> **SET TASK**:
Every line below must be reproduced exactly. Copy them all.

Dataset entries
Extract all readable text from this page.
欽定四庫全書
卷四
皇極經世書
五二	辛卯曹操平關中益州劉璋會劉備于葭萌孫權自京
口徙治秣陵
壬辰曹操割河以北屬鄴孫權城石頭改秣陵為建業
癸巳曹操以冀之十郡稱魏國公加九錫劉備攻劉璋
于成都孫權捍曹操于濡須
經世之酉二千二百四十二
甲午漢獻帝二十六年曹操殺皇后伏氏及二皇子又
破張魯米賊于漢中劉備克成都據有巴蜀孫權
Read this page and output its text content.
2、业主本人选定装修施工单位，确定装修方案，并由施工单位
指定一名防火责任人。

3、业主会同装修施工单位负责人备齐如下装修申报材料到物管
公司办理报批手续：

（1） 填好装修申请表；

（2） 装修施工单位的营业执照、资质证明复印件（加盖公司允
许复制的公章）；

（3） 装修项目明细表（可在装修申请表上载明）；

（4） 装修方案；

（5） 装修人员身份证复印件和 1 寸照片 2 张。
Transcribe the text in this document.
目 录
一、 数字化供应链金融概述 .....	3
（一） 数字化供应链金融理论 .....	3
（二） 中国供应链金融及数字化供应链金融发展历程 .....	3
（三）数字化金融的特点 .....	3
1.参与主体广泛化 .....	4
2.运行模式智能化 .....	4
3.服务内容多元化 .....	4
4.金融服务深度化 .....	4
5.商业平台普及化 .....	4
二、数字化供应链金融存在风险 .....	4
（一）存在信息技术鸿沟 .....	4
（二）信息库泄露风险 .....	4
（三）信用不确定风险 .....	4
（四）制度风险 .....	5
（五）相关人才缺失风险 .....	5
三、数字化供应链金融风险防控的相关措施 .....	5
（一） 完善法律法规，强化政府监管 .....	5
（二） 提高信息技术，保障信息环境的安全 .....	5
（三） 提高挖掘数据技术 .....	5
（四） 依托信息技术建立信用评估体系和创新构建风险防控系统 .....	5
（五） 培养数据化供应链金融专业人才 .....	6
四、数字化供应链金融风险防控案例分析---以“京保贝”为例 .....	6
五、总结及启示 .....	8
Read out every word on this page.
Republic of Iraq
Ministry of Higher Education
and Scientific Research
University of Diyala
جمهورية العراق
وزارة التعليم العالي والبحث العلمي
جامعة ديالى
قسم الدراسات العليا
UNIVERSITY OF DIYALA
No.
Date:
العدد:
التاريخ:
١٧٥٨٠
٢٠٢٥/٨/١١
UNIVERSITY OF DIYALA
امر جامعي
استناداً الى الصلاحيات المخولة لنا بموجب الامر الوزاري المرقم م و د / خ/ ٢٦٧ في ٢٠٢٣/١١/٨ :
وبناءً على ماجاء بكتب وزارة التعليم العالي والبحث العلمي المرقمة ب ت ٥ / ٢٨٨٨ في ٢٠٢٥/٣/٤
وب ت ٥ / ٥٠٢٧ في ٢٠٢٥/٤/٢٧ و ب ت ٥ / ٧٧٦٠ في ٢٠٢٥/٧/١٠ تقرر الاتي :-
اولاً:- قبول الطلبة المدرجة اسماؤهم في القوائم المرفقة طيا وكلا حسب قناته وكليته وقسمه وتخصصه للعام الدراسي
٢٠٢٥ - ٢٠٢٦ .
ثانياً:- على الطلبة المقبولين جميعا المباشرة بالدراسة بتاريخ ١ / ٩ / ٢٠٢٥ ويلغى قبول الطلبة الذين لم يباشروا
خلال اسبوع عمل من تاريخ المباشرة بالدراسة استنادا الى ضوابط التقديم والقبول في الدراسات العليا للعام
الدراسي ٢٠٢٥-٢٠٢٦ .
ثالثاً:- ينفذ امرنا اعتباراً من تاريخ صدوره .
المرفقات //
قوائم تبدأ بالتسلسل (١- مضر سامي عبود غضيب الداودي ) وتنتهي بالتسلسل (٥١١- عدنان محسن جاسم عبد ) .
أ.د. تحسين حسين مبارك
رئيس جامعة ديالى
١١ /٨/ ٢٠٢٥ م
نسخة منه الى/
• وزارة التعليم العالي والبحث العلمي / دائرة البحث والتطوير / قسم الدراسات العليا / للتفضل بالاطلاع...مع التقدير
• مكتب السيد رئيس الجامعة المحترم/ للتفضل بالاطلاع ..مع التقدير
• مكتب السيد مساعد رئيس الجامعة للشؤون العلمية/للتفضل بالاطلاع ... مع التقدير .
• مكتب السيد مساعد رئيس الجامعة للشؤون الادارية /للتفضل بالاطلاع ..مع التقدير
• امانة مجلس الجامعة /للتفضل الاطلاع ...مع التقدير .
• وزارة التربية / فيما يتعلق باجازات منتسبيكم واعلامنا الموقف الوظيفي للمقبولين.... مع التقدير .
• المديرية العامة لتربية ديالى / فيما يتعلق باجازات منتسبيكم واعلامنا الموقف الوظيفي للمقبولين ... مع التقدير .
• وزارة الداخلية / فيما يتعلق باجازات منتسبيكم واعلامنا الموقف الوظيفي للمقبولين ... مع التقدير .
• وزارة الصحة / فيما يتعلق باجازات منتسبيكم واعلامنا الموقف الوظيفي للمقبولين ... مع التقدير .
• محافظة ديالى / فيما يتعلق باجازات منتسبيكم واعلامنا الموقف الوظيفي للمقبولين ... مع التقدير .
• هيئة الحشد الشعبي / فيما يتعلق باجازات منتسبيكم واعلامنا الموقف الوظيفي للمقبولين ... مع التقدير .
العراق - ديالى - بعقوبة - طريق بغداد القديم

> **PROBLEM SOLUTION**:
Extract all readable text from this page.
欽定四庫全書
卷四
皇極經世書
五二	辛卯曹操平關中益州劉璋會劉備于葭萌孫權自京
口徙治秣陵
壬辰曹操割河以北屬鄴孫權城石頭改秣陵為建業
癸巳曹操以冀之十郡稱魏國公加九錫劉備攻劉璋
于成都孫權捍曹操于濡須
經世之酉二千二百四十二
甲午漢獻帝二十六年曹操殺皇后伏氏及二皇子又
破張魯米賊于漢中劉備克成都據有巴蜀孫權
Read this page and output its text content.
2、业主本人选定装修施工单位，确定装修方案，并由施工单位
指定一名防火责任人。

3、业主会同装修施工单位负责人备齐如下装修申报材料到物管
公司办理报批手续：

（1） 填好装修申请表；

（2） 装修施工单位的营业执照、资质证明复印件（加盖公司允
许复制的公章）；

（3） 装修项目明细表（可在装修申请表上载明）；

（4） 装修方案；

（5） 装修人员身份证复印件和 1 寸照片 2 张。
Transcribe the text in this document.
目 录
一、 数字化供应链金融概述 .....	3
（一） 数字化供应链金融理论 .....	3
（二） 中国供应链金融及数字化供应链金融发展历程 .....	3
（三）数字化金融的特点 .....	3
1.参与主体广泛化 .....	4
2.运行模式智能化 .....	4
3.服务内容多元化 .....	4
4.金融服务深度化 .....	4
5.商业平台普及化 .....	4
二、数字化供应链金融存在风险 .....	4
（一）存在信息技术鸿沟 .....	4
（二）信息库泄露风险 .....	4
（三）信用不确定风险 .....	4
（四）制度风险 .....	5
（五）相关人才缺失风险 .....	5
三、数字化供应链金融风险防控的相关措施 .....	5
（一） 完善法律法规，强化政府监管 .....	5
（二） 提高信息技术，保障信息环境的安全 .....	5
（三） 提高挖掘数据技术 .....	5
（四） 依托信息技术建立信用评估体系和创新构建风险防控系统 .....	5
（五） 培养数据化供应链金融专业人才 .....	6
四、数字化供应链金融风险防控案例分析---以“京保贝”为例 .....	6
五、总结及启示 .....	8
Read out every word on this page.
Republic of Iraq
Ministry of Higher Education
and Scientific Research
University of Diyala
جمهورية العراق
وزارة التعليم العالي والبحث العلمي
جامعة ديالى
قسم الدراسات العليا
UNIVERSITY OF DIYALA
No.
Date:
العدد:
التاريخ:
١٧٥٨٠
٢٠٢٥/٨/١١
UNIVERSITY OF DIYALA
امر جامعي
استناداً الى الصلاحيات المخولة لنا بموجب الامر الوزاري المرقم م و د / خ/ ٢٦٧ في ٢٠٢٣/١١/٨ :
وبناءً على ماجاء بكتب وزارة التعليم العالي والبحث العلمي المرقمة ب ت ٥ / ٢٨٨٨ في ٢٠٢٥/٣/٤
وب ت ٥ / ٥٠٢٧ في ٢٠٢٥/٤/٢٧ و ب ت ٥ / ٧٧٦٠ في ٢٠٢٥/٧/١٠ تقرر الاتي :-
اولاً:- قبول الطلبة المدرجة اسماؤهم في القوائم المرفقة طيا وكلا حسب قناته وكليته وقسمه وتخصصه للعام الدراسي
٢٠٢٥ - ٢٠٢٦ .
ثانياً:- على الطلبة المقبولين جميعا المباشرة بالدراسة بتاريخ ١ / ٩ / ٢٠٢٥ ويلغى قبول الطلبة الذين لم يباشروا
خلال اسبوع عمل من تاريخ المباشرة بالدراسة استنادا الى ضوابط التقديم والقبول في الدراسات العليا للعام
الدراسي ٢٠٢٥-٢٠٢٦ .
ثالثاً:- ينفذ امرنا اعتباراً من تاريخ صدوره .
المرفقات //
قوائم تبدأ بالتسلسل (١- مضر سامي عبود غضيب الداودي ) وتنتهي بالتسلسل (٥١١- عدنان محسن جاسم عبد ) .
أ.د. تحسين حسين مبارك
رئيس جامعة ديالى
١١ /٨/ ٢٠٢٥ م
نسخة منه الى/
• وزارة التعليم العالي والبحث العلمي / دائرة البحث والتطوير / قسم الدراسات العليا / للتفضل بالاطلاع...مع التقدير
• مكتب السيد رئيس الجامعة المحترم/ للتفضل بالاطلاع ..مع التقدير
• مكتب السيد مساعد رئيس الجامعة للشؤون العلمية/للتفضل بالاطلاع ... مع التقدير .
• مكتب السيد مساعد رئيس الجامعة للشؤون الادارية /للتفضل بالاطلاع ..مع التقدير
• امانة مجلس الجامعة /للتفضل الاطلاع ...مع التقدير .
• وزارة التربية / فيما يتعلق باجازات منتسبيكم واعلامنا الموقف الوظيفي للمقبولين.... مع التقدير .
• المديرية العامة لتربية ديالى / فيما يتعلق باجازات منتسبيكم واعلامنا الموقف الوظيفي للمقبولين ... مع التقدير .
• وزارة الداخلية / فيما يتعلق باجازات منتسبيكم واعلامنا الموقف الوظيفي للمقبولين ... مع التقدير .
• وزارة الصحة / فيما يتعلق باجازات منتسبيكم واعلامنا الموقف الوظيفي للمقبولين ... مع التقدير .
• محافظة ديالى / فيما يتعلق باجازات منتسبيكم واعلامنا الموقف الوظيفي للمقبولين ... مع التقدير .
• هيئة الحشد الشعبي / فيما يتعلق باجازات منتسبيكم واعلامنا الموقف الوظيفي للمقبولين ... مع التقدير .
العراق - ديالى - بعقوبة - طريق بغداد القديم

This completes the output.